(Stored data entries)
══════
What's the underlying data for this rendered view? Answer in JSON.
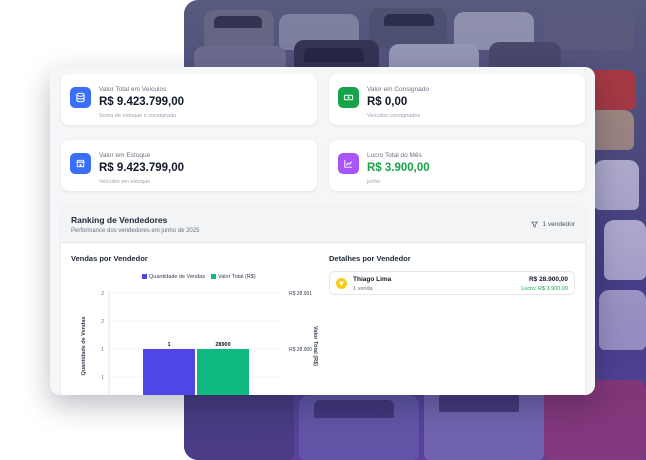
{
  "colors": {
    "blue": "#3b6ef6",
    "green": "#16a34a",
    "purple": "#a855f7",
    "bar_vendas": "#4f46e5",
    "bar_valor": "#10b981",
    "badge": "#facc15"
  },
  "stats": [
    {
      "label": "Valor Total em Veículos",
      "value": "R$ 9.423.799,00",
      "sub": "Soma de estoque e consignado",
      "icon": "database-icon",
      "icon_color": "#3b6ef6"
    },
    {
      "label": "Valor em Consignado",
      "value": "R$ 0,00",
      "sub": "Veículos consignados",
      "icon": "money-icon",
      "icon_color": "#16a34a"
    },
    {
      "label": "Valor em Estoque",
      "value": "R$ 9.423.799,00",
      "sub": "Veículos em estoque",
      "icon": "store-icon",
      "icon_color": "#3b6ef6"
    },
    {
      "label": "Lucro Total do Mês",
      "value": "R$ 3.900,00",
      "sub": "junho",
      "icon": "trend-icon",
      "icon_color": "#a855f7"
    }
  ],
  "ranking": {
    "title": "Ranking de Vendedores",
    "subtitle": "Performance dos vendedores em junho de 2025",
    "filter_label": "1 vendedor",
    "chart_title": "Vendas por Vendedor",
    "details_title": "Detalhes por Vendedor",
    "sellers": [
      {
        "name": "Thiago Lima",
        "sales": "1 venda",
        "amount": "R$ 28.900,00",
        "profit": "Lucro: R$ 3.900,00"
      }
    ]
  },
  "chart_data": {
    "type": "bar",
    "categories": [
      "Thiago Lima"
    ],
    "series": [
      {
        "name": "Quantidade de Vendas",
        "values": [
          1
        ],
        "axis": "left",
        "color": "#4f46e5"
      },
      {
        "name": "Valor Total (R$)",
        "values": [
          28900
        ],
        "axis": "right",
        "color": "#10b981"
      }
    ],
    "data_labels": [
      "1",
      "28900"
    ],
    "ylabel": "Quantidade de Vendas",
    "y2label": "Valor Total (R$)",
    "yticks": [
      "2",
      "2",
      "1",
      "1"
    ],
    "y2ticks": [
      "R$ 28.901",
      "R$ 28.900"
    ],
    "ylim": [
      0,
      2
    ],
    "legend": "top"
  }
}
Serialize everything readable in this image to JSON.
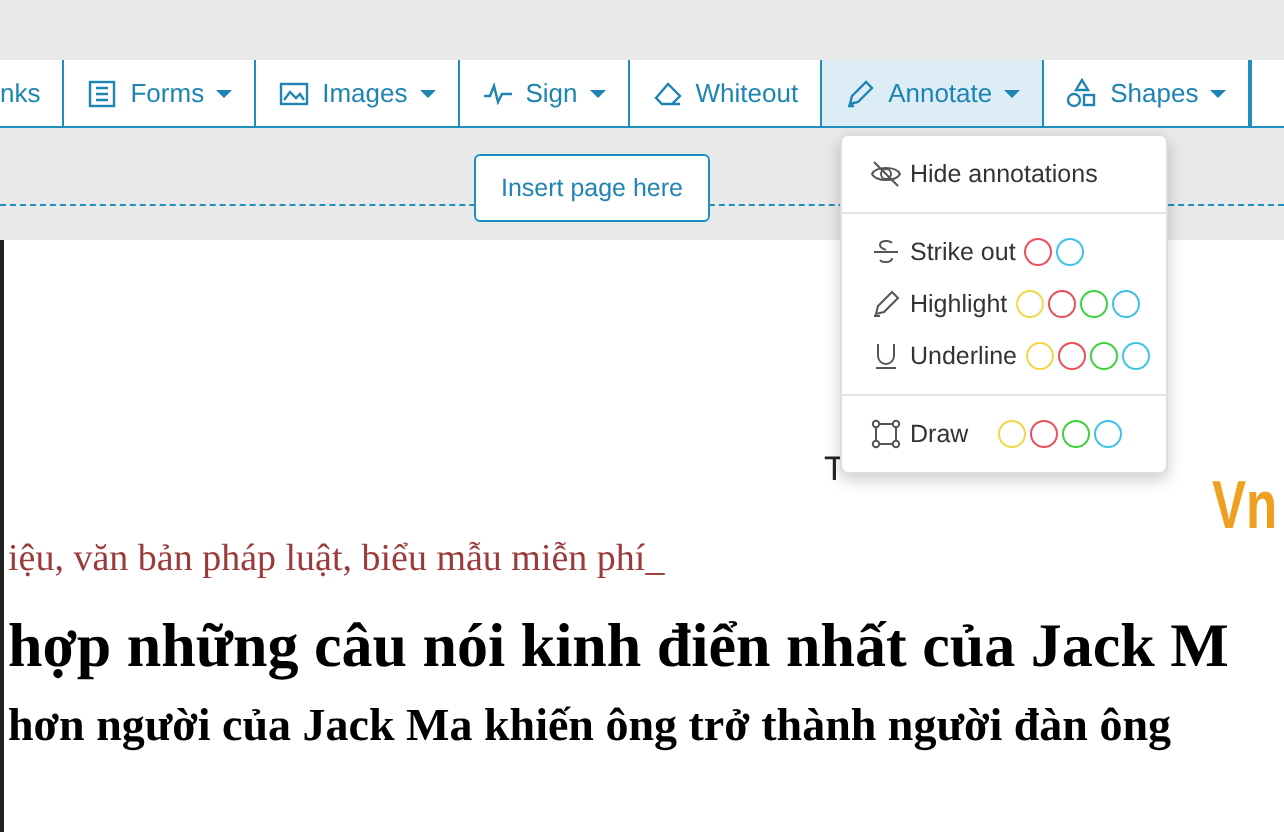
{
  "toolbar": {
    "buttons": [
      {
        "label": "nks",
        "caret": false,
        "selected": false
      },
      {
        "label": "Forms",
        "caret": true,
        "selected": false
      },
      {
        "label": "Images",
        "caret": true,
        "selected": false
      },
      {
        "label": "Sign",
        "caret": true,
        "selected": false
      },
      {
        "label": "Whiteout",
        "caret": false,
        "selected": false
      },
      {
        "label": "Annotate",
        "caret": true,
        "selected": true
      },
      {
        "label": "Shapes",
        "caret": true,
        "selected": false
      }
    ]
  },
  "insert_page": {
    "label": "Insert page here"
  },
  "annotate_menu": {
    "sections": [
      [
        {
          "label": "Hide annotations"
        }
      ],
      [
        {
          "label": "Strike out",
          "colors": [
            {
              "color": "#e8505b"
            },
            {
              "color": "#3ec3e8"
            }
          ]
        },
        {
          "label": "Highlight",
          "colors": [
            {
              "color": "#f0d84a"
            },
            {
              "color": "#e8505b"
            },
            {
              "color": "#3ed23e"
            },
            {
              "color": "#3ec3e8"
            }
          ]
        },
        {
          "label": "Underline",
          "colors": [
            {
              "color": "#f0d84a"
            },
            {
              "color": "#e8505b"
            },
            {
              "color": "#3ed23e"
            },
            {
              "color": "#3ec3e8"
            }
          ]
        }
      ],
      [
        {
          "label": "Draw",
          "colors": [
            {
              "color": "#f0d84a"
            },
            {
              "color": "#e8505b"
            },
            {
              "color": "#3ed23e"
            },
            {
              "color": "#3ec3e8"
            }
          ]
        }
      ]
    ]
  },
  "document": {
    "partial_text": "T",
    "logo": "Vn",
    "subtitle": "iệu, văn bản pháp luật, biểu mẫu miễn phí_",
    "heading": "hợp những câu nói kinh điển nhất của Jack M",
    "lead": "hơn người của Jack Ma khiến ông trở thành người đàn ông"
  }
}
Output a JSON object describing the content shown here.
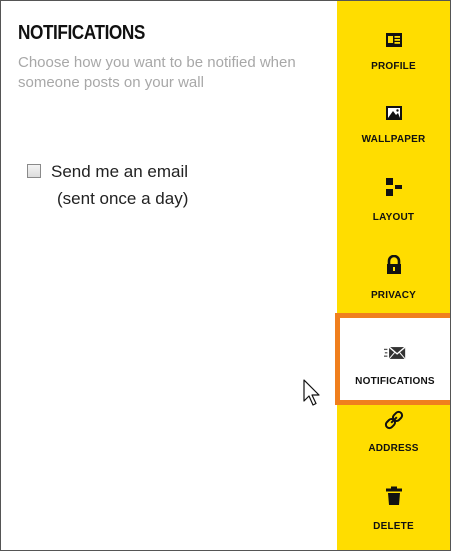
{
  "section": {
    "title": "NOTIFICATIONS",
    "description": "Choose how you want to be notified when someone posts on your wall"
  },
  "option": {
    "label": "Send me an email",
    "sublabel": "(sent once a day)",
    "checked": false
  },
  "sidebar": {
    "background": "#ffdd00",
    "active_border": "#f07f1d",
    "items": [
      {
        "label": "PROFILE",
        "icon": "profile-card-icon"
      },
      {
        "label": "WALLPAPER",
        "icon": "image-icon"
      },
      {
        "label": "LAYOUT",
        "icon": "layout-icon"
      },
      {
        "label": "PRIVACY",
        "icon": "lock-icon"
      },
      {
        "label": "NOTIFICATIONS",
        "icon": "envelope-icon",
        "active": true
      },
      {
        "label": "ADDRESS",
        "icon": "link-icon"
      },
      {
        "label": "DELETE",
        "icon": "trash-icon"
      }
    ]
  }
}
══════
**AIM OF THE EXERCISE**
Reproduce each record from above exactly; pictures do not belong in the copy.

**REPLY TO THE TASK**
What's the underlying data for this rendered view? Answer in JSON.
{
  "colors": {
    "blue": "#3b6ef6",
    "green": "#16a34a",
    "purple": "#a855f7",
    "bar_vendas": "#4f46e5",
    "bar_valor": "#10b981",
    "badge": "#facc15"
  },
  "stats": [
    {
      "label": "Valor Total em Veículos",
      "value": "R$ 9.423.799,00",
      "sub": "Soma de estoque e consignado",
      "icon": "database-icon",
      "icon_color": "#3b6ef6"
    },
    {
      "label": "Valor em Consignado",
      "value": "R$ 0,00",
      "sub": "Veículos consignados",
      "icon": "money-icon",
      "icon_color": "#16a34a"
    },
    {
      "label": "Valor em Estoque",
      "value": "R$ 9.423.799,00",
      "sub": "Veículos em estoque",
      "icon": "store-icon",
      "icon_color": "#3b6ef6"
    },
    {
      "label": "Lucro Total do Mês",
      "value": "R$ 3.900,00",
      "sub": "junho",
      "icon": "trend-icon",
      "icon_color": "#a855f7"
    }
  ],
  "ranking": {
    "title": "Ranking de Vendedores",
    "subtitle": "Performance dos vendedores em junho de 2025",
    "filter_label": "1 vendedor",
    "chart_title": "Vendas por Vendedor",
    "details_title": "Detalhes por Vendedor",
    "sellers": [
      {
        "name": "Thiago Lima",
        "sales": "1 venda",
        "amount": "R$ 28.900,00",
        "profit": "Lucro: R$ 3.900,00"
      }
    ]
  },
  "chart_data": {
    "type": "bar",
    "categories": [
      "Thiago Lima"
    ],
    "series": [
      {
        "name": "Quantidade de Vendas",
        "values": [
          1
        ],
        "axis": "left",
        "color": "#4f46e5"
      },
      {
        "name": "Valor Total (R$)",
        "values": [
          28900
        ],
        "axis": "right",
        "color": "#10b981"
      }
    ],
    "data_labels": [
      "1",
      "28900"
    ],
    "ylabel": "Quantidade de Vendas",
    "y2label": "Valor Total (R$)",
    "yticks": [
      "2",
      "2",
      "1",
      "1"
    ],
    "y2ticks": [
      "R$ 28.901",
      "R$ 28.900"
    ],
    "ylim": [
      0,
      2
    ],
    "legend": "top"
  }
}
Serialize everything readable in this image to JSON.
{
  "toolbar": {
    "buttons": [
      {
        "label": "nks",
        "caret": false,
        "selected": false
      },
      {
        "label": "Forms",
        "caret": true,
        "selected": false
      },
      {
        "label": "Images",
        "caret": true,
        "selected": false
      },
      {
        "label": "Sign",
        "caret": true,
        "selected": false
      },
      {
        "label": "Whiteout",
        "caret": false,
        "selected": false
      },
      {
        "label": "Annotate",
        "caret": true,
        "selected": true
      },
      {
        "label": "Shapes",
        "caret": true,
        "selected": false
      }
    ]
  },
  "insert_page": {
    "label": "Insert page here"
  },
  "annotate_menu": {
    "sections": [
      [
        {
          "label": "Hide annotations"
        }
      ],
      [
        {
          "label": "Strike out",
          "colors": [
            {
              "color": "#e8505b"
            },
            {
              "color": "#3ec3e8"
            }
          ]
        },
        {
          "label": "Highlight",
          "colors": [
            {
              "color": "#f0d84a"
            },
            {
              "color": "#e8505b"
            },
            {
              "color": "#3ed23e"
            },
            {
              "color": "#3ec3e8"
            }
          ]
        },
        {
          "label": "Underline",
          "colors": [
            {
              "color": "#f0d84a"
            },
            {
              "color": "#e8505b"
            },
            {
              "color": "#3ed23e"
            },
            {
              "color": "#3ec3e8"
            }
          ]
        }
      ],
      [
        {
          "label": "Draw",
          "colors": [
            {
              "color": "#f0d84a"
            },
            {
              "color": "#e8505b"
            },
            {
              "color": "#3ed23e"
            },
            {
              "color": "#3ec3e8"
            }
          ]
        }
      ]
    ]
  },
  "document": {
    "partial_text": "T",
    "logo": "Vn",
    "subtitle": "iệu, văn bản pháp luật, biểu mẫu miễn phí_",
    "heading": "hợp những câu nói kinh điển nhất của Jack M",
    "lead": "hơn người của Jack Ma khiến ông trở thành người đàn ông"
  }
}
Output a JSON object describing the content shown here.
{
  "section": {
    "title": "NOTIFICATIONS",
    "description": "Choose how you want to be notified when someone posts on your wall"
  },
  "option": {
    "label": "Send me an email",
    "sublabel": "(sent once a day)",
    "checked": false
  },
  "sidebar": {
    "background": "#ffdd00",
    "active_border": "#f07f1d",
    "items": [
      {
        "label": "PROFILE",
        "icon": "profile-card-icon"
      },
      {
        "label": "WALLPAPER",
        "icon": "image-icon"
      },
      {
        "label": "LAYOUT",
        "icon": "layout-icon"
      },
      {
        "label": "PRIVACY",
        "icon": "lock-icon"
      },
      {
        "label": "NOTIFICATIONS",
        "icon": "envelope-icon",
        "active": true
      },
      {
        "label": "ADDRESS",
        "icon": "link-icon"
      },
      {
        "label": "DELETE",
        "icon": "trash-icon"
      }
    ]
  }
}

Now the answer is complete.